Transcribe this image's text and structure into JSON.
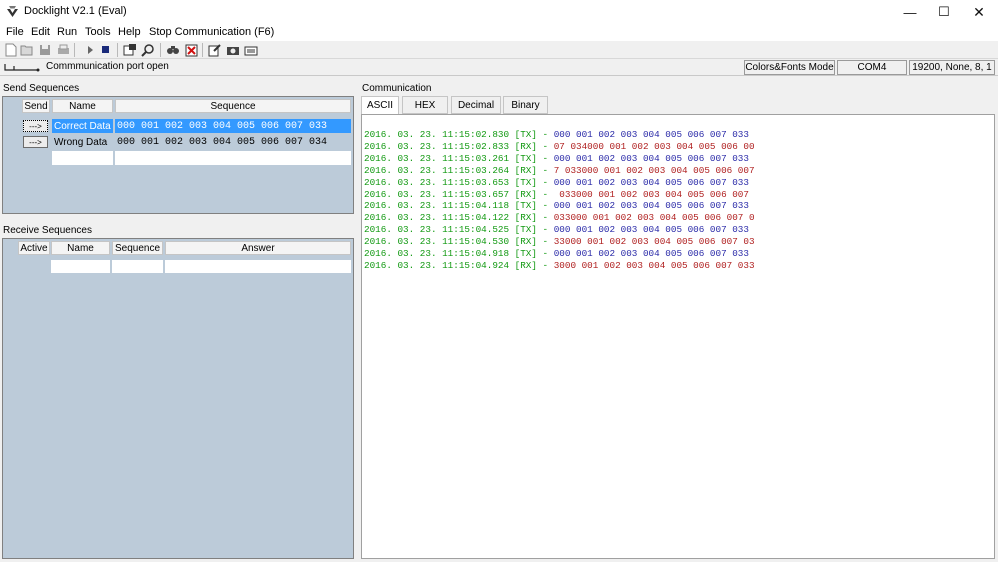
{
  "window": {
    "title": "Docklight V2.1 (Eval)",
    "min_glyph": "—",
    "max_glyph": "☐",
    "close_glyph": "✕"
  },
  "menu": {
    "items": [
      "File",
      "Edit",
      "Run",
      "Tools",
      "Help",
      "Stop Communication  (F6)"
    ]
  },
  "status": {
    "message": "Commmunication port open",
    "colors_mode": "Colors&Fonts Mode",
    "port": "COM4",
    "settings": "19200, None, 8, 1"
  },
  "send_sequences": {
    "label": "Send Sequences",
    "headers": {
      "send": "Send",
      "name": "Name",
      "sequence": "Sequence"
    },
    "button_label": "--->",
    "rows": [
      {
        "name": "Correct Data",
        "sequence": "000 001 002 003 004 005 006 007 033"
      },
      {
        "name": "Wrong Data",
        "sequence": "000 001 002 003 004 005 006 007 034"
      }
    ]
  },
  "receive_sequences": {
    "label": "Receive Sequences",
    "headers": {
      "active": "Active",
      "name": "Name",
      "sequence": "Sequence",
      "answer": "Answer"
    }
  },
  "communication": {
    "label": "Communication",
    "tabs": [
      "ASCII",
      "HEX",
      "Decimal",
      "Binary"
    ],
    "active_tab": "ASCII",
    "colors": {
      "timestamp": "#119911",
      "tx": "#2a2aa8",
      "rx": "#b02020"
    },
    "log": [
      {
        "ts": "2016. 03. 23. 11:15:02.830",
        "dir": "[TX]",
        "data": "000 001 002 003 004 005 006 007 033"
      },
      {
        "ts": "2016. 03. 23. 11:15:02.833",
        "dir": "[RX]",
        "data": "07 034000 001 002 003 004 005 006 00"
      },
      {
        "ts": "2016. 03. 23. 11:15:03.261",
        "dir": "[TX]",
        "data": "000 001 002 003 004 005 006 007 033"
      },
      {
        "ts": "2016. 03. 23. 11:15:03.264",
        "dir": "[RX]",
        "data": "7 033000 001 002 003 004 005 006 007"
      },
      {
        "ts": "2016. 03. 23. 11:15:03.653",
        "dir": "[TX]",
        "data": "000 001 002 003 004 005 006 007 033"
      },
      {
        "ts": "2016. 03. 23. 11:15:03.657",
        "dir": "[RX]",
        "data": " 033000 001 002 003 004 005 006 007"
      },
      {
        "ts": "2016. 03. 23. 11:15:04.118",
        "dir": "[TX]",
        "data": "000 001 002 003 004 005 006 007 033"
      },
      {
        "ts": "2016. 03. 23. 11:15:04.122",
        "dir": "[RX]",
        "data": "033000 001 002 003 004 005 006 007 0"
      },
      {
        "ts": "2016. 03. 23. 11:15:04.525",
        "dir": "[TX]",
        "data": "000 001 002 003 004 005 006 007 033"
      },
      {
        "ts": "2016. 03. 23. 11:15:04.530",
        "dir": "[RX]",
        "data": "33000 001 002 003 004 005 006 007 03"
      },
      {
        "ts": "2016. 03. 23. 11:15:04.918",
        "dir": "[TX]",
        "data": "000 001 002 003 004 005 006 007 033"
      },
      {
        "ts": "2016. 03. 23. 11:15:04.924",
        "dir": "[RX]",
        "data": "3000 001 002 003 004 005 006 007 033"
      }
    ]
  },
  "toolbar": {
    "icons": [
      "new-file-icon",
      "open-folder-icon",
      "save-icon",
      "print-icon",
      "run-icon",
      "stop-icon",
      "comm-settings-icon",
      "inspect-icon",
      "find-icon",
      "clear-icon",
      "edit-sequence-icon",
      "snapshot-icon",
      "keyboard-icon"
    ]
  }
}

◇ ◇ ◇

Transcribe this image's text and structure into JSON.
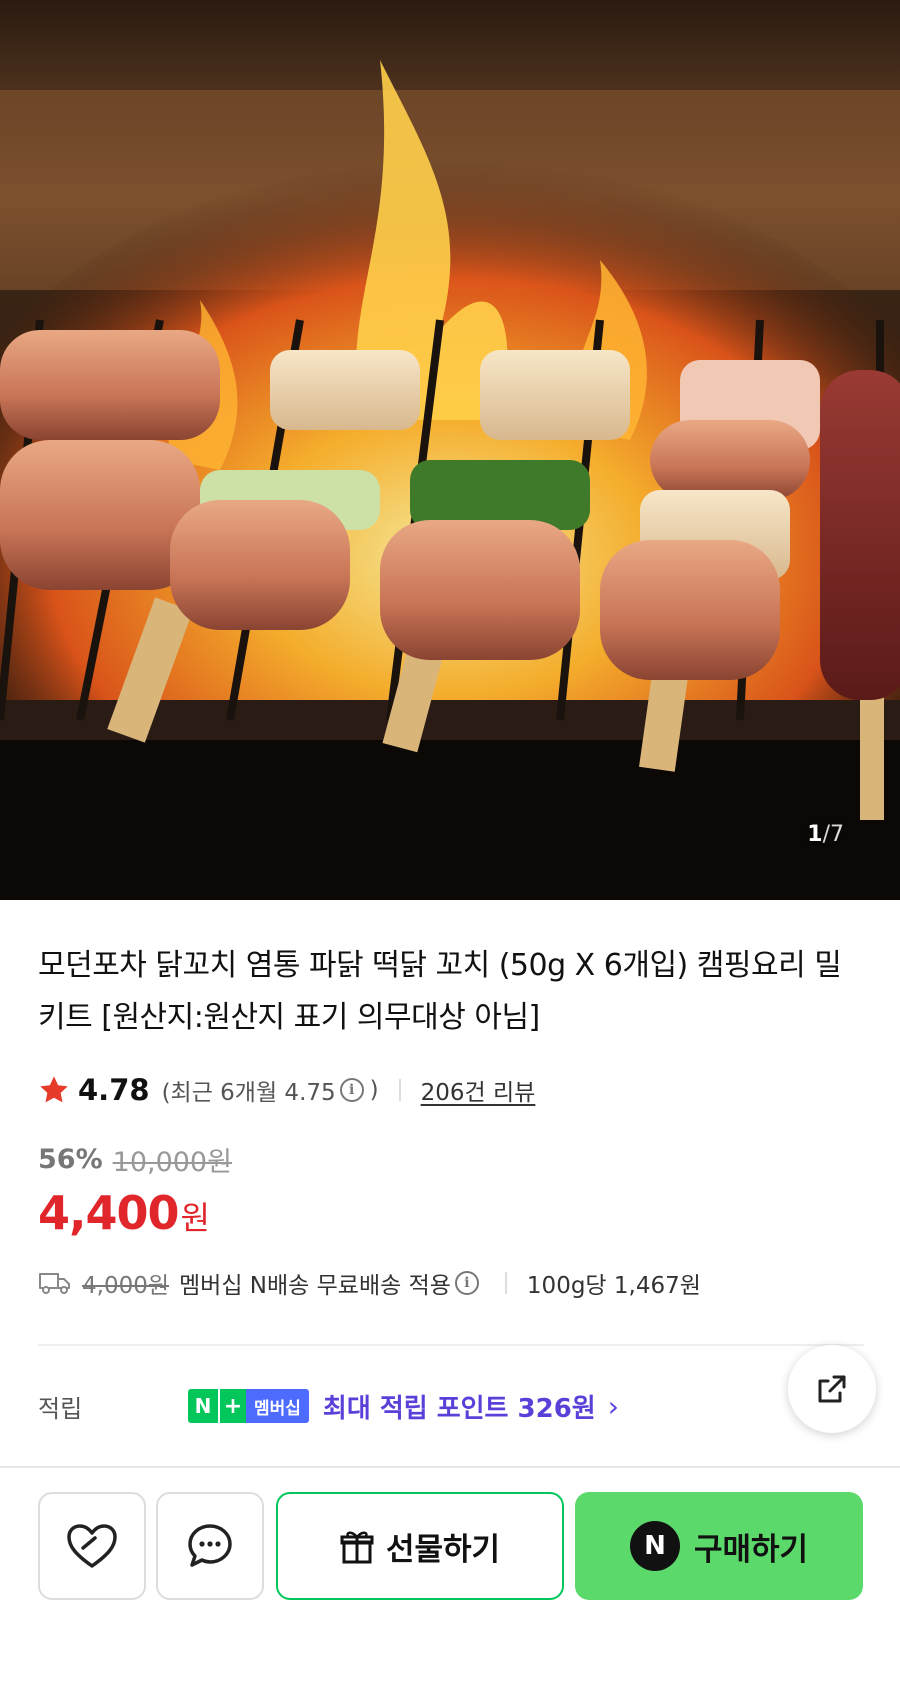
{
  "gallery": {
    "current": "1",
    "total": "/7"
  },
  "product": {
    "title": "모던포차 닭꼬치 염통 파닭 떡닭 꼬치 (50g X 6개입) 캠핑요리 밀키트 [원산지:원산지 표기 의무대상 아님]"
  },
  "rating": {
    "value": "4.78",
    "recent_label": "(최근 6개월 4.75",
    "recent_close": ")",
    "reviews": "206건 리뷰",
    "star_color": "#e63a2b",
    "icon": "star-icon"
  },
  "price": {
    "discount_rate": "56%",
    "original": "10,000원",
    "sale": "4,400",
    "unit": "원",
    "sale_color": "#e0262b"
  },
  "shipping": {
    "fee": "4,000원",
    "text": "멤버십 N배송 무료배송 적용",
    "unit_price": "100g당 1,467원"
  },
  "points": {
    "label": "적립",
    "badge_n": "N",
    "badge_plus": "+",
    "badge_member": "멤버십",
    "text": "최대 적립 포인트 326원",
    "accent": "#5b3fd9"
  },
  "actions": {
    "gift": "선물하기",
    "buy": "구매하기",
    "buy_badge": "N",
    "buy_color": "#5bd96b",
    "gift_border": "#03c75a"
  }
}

◇ ◇ ◇

# GIVEN TASK
For the data above, state only how many lines include the word "settings".

# SOLUTION TO THIS TASK
2